» **PROBLEM REQUIREMENTS**: Reproduce all the entries precisely.
**** RECORDS TO USE
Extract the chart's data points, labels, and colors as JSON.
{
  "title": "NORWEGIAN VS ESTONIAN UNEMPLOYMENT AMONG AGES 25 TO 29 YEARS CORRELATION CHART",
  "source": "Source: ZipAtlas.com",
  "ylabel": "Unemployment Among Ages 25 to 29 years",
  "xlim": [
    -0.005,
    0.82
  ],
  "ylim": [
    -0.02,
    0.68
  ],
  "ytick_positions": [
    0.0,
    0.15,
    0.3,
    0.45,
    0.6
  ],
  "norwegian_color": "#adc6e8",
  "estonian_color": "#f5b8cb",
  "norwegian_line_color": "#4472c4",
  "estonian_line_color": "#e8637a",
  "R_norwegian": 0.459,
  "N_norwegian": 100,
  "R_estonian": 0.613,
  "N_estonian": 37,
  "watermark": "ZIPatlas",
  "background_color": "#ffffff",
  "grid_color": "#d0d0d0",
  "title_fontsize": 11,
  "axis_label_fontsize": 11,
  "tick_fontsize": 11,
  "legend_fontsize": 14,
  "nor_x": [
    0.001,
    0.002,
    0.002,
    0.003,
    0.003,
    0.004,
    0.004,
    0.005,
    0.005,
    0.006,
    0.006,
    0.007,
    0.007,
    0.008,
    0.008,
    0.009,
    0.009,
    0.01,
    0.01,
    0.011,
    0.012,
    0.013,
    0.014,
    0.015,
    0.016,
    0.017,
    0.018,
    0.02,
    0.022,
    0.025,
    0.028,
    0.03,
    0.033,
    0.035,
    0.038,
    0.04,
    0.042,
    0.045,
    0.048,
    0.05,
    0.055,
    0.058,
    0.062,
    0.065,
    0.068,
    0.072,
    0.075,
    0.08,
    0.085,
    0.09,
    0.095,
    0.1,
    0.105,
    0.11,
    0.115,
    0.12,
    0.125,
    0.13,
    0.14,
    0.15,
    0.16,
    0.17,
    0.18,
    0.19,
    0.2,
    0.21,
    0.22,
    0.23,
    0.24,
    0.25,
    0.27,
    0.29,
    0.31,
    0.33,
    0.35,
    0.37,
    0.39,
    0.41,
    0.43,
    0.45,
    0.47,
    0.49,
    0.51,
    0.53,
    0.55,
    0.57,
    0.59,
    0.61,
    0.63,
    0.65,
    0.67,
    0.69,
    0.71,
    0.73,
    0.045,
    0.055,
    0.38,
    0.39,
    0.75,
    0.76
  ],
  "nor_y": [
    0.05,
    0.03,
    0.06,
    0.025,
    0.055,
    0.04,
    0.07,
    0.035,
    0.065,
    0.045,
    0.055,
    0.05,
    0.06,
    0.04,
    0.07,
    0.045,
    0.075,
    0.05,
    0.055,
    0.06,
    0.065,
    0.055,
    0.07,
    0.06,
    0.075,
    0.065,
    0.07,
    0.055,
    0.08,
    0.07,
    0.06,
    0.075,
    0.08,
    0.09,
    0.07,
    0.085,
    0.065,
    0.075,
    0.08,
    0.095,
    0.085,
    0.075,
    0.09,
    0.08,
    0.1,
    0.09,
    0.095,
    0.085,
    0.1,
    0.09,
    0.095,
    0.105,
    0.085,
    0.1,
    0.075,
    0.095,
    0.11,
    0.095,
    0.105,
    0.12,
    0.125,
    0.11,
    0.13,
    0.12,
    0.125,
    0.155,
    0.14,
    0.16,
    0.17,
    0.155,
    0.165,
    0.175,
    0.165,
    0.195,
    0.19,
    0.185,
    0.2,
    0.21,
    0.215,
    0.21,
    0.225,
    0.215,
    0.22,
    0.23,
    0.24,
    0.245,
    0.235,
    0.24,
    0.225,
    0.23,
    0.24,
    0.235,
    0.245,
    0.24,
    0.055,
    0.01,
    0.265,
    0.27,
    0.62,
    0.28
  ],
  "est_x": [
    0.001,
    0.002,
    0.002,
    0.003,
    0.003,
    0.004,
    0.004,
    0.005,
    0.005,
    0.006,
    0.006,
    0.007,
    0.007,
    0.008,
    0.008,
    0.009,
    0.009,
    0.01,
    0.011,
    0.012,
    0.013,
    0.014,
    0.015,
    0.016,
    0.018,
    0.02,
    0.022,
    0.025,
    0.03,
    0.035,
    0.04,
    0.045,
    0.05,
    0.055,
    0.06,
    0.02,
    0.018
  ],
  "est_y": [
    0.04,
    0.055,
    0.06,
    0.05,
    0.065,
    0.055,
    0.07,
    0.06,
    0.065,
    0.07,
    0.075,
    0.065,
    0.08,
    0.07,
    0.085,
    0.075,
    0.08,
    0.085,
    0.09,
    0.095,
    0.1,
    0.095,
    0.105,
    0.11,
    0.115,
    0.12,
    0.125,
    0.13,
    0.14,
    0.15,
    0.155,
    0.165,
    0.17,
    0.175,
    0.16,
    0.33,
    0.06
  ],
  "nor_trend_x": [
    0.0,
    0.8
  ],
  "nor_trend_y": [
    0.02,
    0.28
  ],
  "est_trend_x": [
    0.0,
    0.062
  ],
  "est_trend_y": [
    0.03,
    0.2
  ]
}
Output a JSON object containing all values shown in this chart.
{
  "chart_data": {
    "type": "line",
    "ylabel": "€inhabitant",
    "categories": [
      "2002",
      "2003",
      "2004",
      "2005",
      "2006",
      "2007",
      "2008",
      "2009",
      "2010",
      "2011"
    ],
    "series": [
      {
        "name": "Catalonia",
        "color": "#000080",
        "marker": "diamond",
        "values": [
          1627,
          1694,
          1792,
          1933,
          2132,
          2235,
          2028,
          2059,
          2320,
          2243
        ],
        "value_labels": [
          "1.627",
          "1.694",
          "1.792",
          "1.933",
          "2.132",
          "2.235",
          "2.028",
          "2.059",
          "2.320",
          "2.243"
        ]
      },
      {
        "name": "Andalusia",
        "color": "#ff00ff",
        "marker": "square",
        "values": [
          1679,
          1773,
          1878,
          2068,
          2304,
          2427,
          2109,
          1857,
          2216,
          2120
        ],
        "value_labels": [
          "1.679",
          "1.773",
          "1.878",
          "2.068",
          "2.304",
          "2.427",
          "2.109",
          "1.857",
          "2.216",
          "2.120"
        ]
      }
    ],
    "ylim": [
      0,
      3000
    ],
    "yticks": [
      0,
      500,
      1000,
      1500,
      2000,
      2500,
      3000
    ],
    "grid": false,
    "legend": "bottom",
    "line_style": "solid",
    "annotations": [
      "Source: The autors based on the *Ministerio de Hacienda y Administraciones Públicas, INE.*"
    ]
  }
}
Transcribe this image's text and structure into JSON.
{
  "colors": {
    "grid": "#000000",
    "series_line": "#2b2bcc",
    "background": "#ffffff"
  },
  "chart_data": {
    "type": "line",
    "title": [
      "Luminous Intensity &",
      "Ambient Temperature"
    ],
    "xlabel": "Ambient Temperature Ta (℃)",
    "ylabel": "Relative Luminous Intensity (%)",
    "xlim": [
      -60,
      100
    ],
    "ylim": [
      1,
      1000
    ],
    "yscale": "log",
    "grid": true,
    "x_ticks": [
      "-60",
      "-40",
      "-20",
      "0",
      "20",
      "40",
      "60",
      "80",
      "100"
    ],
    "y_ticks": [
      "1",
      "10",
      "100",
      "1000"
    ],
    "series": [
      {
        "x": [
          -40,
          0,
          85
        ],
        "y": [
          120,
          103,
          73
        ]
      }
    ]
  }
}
********
» **RESPONSE TO THIS TASK**:
Extract the chart's data points, labels, and colors as JSON.
{
  "title": "NORWEGIAN VS ESTONIAN UNEMPLOYMENT AMONG AGES 25 TO 29 YEARS CORRELATION CHART",
  "source": "Source: ZipAtlas.com",
  "ylabel": "Unemployment Among Ages 25 to 29 years",
  "xlim": [
    -0.005,
    0.82
  ],
  "ylim": [
    -0.02,
    0.68
  ],
  "ytick_positions": [
    0.0,
    0.15,
    0.3,
    0.45,
    0.6
  ],
  "norwegian_color": "#adc6e8",
  "estonian_color": "#f5b8cb",
  "norwegian_line_color": "#4472c4",
  "estonian_line_color": "#e8637a",
  "R_norwegian": 0.459,
  "N_norwegian": 100,
  "R_estonian": 0.613,
  "N_estonian": 37,
  "watermark": "ZIPatlas",
  "background_color": "#ffffff",
  "grid_color": "#d0d0d0",
  "title_fontsize": 11,
  "axis_label_fontsize": 11,
  "tick_fontsize": 11,
  "legend_fontsize": 14,
  "nor_x": [
    0.001,
    0.002,
    0.002,
    0.003,
    0.003,
    0.004,
    0.004,
    0.005,
    0.005,
    0.006,
    0.006,
    0.007,
    0.007,
    0.008,
    0.008,
    0.009,
    0.009,
    0.01,
    0.01,
    0.011,
    0.012,
    0.013,
    0.014,
    0.015,
    0.016,
    0.017,
    0.018,
    0.02,
    0.022,
    0.025,
    0.028,
    0.03,
    0.033,
    0.035,
    0.038,
    0.04,
    0.042,
    0.045,
    0.048,
    0.05,
    0.055,
    0.058,
    0.062,
    0.065,
    0.068,
    0.072,
    0.075,
    0.08,
    0.085,
    0.09,
    0.095,
    0.1,
    0.105,
    0.11,
    0.115,
    0.12,
    0.125,
    0.13,
    0.14,
    0.15,
    0.16,
    0.17,
    0.18,
    0.19,
    0.2,
    0.21,
    0.22,
    0.23,
    0.24,
    0.25,
    0.27,
    0.29,
    0.31,
    0.33,
    0.35,
    0.37,
    0.39,
    0.41,
    0.43,
    0.45,
    0.47,
    0.49,
    0.51,
    0.53,
    0.55,
    0.57,
    0.59,
    0.61,
    0.63,
    0.65,
    0.67,
    0.69,
    0.71,
    0.73,
    0.045,
    0.055,
    0.38,
    0.39,
    0.75,
    0.76
  ],
  "nor_y": [
    0.05,
    0.03,
    0.06,
    0.025,
    0.055,
    0.04,
    0.07,
    0.035,
    0.065,
    0.045,
    0.055,
    0.05,
    0.06,
    0.04,
    0.07,
    0.045,
    0.075,
    0.05,
    0.055,
    0.06,
    0.065,
    0.055,
    0.07,
    0.06,
    0.075,
    0.065,
    0.07,
    0.055,
    0.08,
    0.07,
    0.06,
    0.075,
    0.08,
    0.09,
    0.07,
    0.085,
    0.065,
    0.075,
    0.08,
    0.095,
    0.085,
    0.075,
    0.09,
    0.08,
    0.1,
    0.09,
    0.095,
    0.085,
    0.1,
    0.09,
    0.095,
    0.105,
    0.085,
    0.1,
    0.075,
    0.095,
    0.11,
    0.095,
    0.105,
    0.12,
    0.125,
    0.11,
    0.13,
    0.12,
    0.125,
    0.155,
    0.14,
    0.16,
    0.17,
    0.155,
    0.165,
    0.175,
    0.165,
    0.195,
    0.19,
    0.185,
    0.2,
    0.21,
    0.215,
    0.21,
    0.225,
    0.215,
    0.22,
    0.23,
    0.24,
    0.245,
    0.235,
    0.24,
    0.225,
    0.23,
    0.24,
    0.235,
    0.245,
    0.24,
    0.055,
    0.01,
    0.265,
    0.27,
    0.62,
    0.28
  ],
  "est_x": [
    0.001,
    0.002,
    0.002,
    0.003,
    0.003,
    0.004,
    0.004,
    0.005,
    0.005,
    0.006,
    0.006,
    0.007,
    0.007,
    0.008,
    0.008,
    0.009,
    0.009,
    0.01,
    0.011,
    0.012,
    0.013,
    0.014,
    0.015,
    0.016,
    0.018,
    0.02,
    0.022,
    0.025,
    0.03,
    0.035,
    0.04,
    0.045,
    0.05,
    0.055,
    0.06,
    0.02,
    0.018
  ],
  "est_y": [
    0.04,
    0.055,
    0.06,
    0.05,
    0.065,
    0.055,
    0.07,
    0.06,
    0.065,
    0.07,
    0.075,
    0.065,
    0.08,
    0.07,
    0.085,
    0.075,
    0.08,
    0.085,
    0.09,
    0.095,
    0.1,
    0.095,
    0.105,
    0.11,
    0.115,
    0.12,
    0.125,
    0.13,
    0.14,
    0.15,
    0.155,
    0.165,
    0.17,
    0.175,
    0.16,
    0.33,
    0.06
  ],
  "nor_trend_x": [
    0.0,
    0.8
  ],
  "nor_trend_y": [
    0.02,
    0.28
  ],
  "est_trend_x": [
    0.0,
    0.062
  ],
  "est_trend_y": [
    0.03,
    0.2
  ]
}
Output a JSON object containing all values shown in this chart.
{
  "chart_data": {
    "type": "line",
    "ylabel": "€inhabitant",
    "categories": [
      "2002",
      "2003",
      "2004",
      "2005",
      "2006",
      "2007",
      "2008",
      "2009",
      "2010",
      "2011"
    ],
    "series": [
      {
        "name": "Catalonia",
        "color": "#000080",
        "marker": "diamond",
        "values": [
          1627,
          1694,
          1792,
          1933,
          2132,
          2235,
          2028,
          2059,
          2320,
          2243
        ],
        "value_labels": [
          "1.627",
          "1.694",
          "1.792",
          "1.933",
          "2.132",
          "2.235",
          "2.028",
          "2.059",
          "2.320",
          "2.243"
        ]
      },
      {
        "name": "Andalusia",
        "color": "#ff00ff",
        "marker": "square",
        "values": [
          1679,
          1773,
          1878,
          2068,
          2304,
          2427,
          2109,
          1857,
          2216,
          2120
        ],
        "value_labels": [
          "1.679",
          "1.773",
          "1.878",
          "2.068",
          "2.304",
          "2.427",
          "2.109",
          "1.857",
          "2.216",
          "2.120"
        ]
      }
    ],
    "ylim": [
      0,
      3000
    ],
    "yticks": [
      0,
      500,
      1000,
      1500,
      2000,
      2500,
      3000
    ],
    "grid": false,
    "legend": "bottom",
    "line_style": "solid",
    "annotations": [
      "Source: The autors based on the *Ministerio de Hacienda y Administraciones Públicas, INE.*"
    ]
  }
}
Transcribe this image's text and structure into JSON.
{
  "colors": {
    "grid": "#000000",
    "series_line": "#2b2bcc",
    "background": "#ffffff"
  },
  "chart_data": {
    "type": "line",
    "title": [
      "Luminous Intensity &",
      "Ambient Temperature"
    ],
    "xlabel": "Ambient Temperature Ta (℃)",
    "ylabel": "Relative Luminous Intensity (%)",
    "xlim": [
      -60,
      100
    ],
    "ylim": [
      1,
      1000
    ],
    "yscale": "log",
    "grid": true,
    "x_ticks": [
      "-60",
      "-40",
      "-20",
      "0",
      "20",
      "40",
      "60",
      "80",
      "100"
    ],
    "y_ticks": [
      "1",
      "10",
      "100",
      "1000"
    ],
    "series": [
      {
        "x": [
          -40,
          0,
          85
        ],
        "y": [
          120,
          103,
          73
        ]
      }
    ]
  }
}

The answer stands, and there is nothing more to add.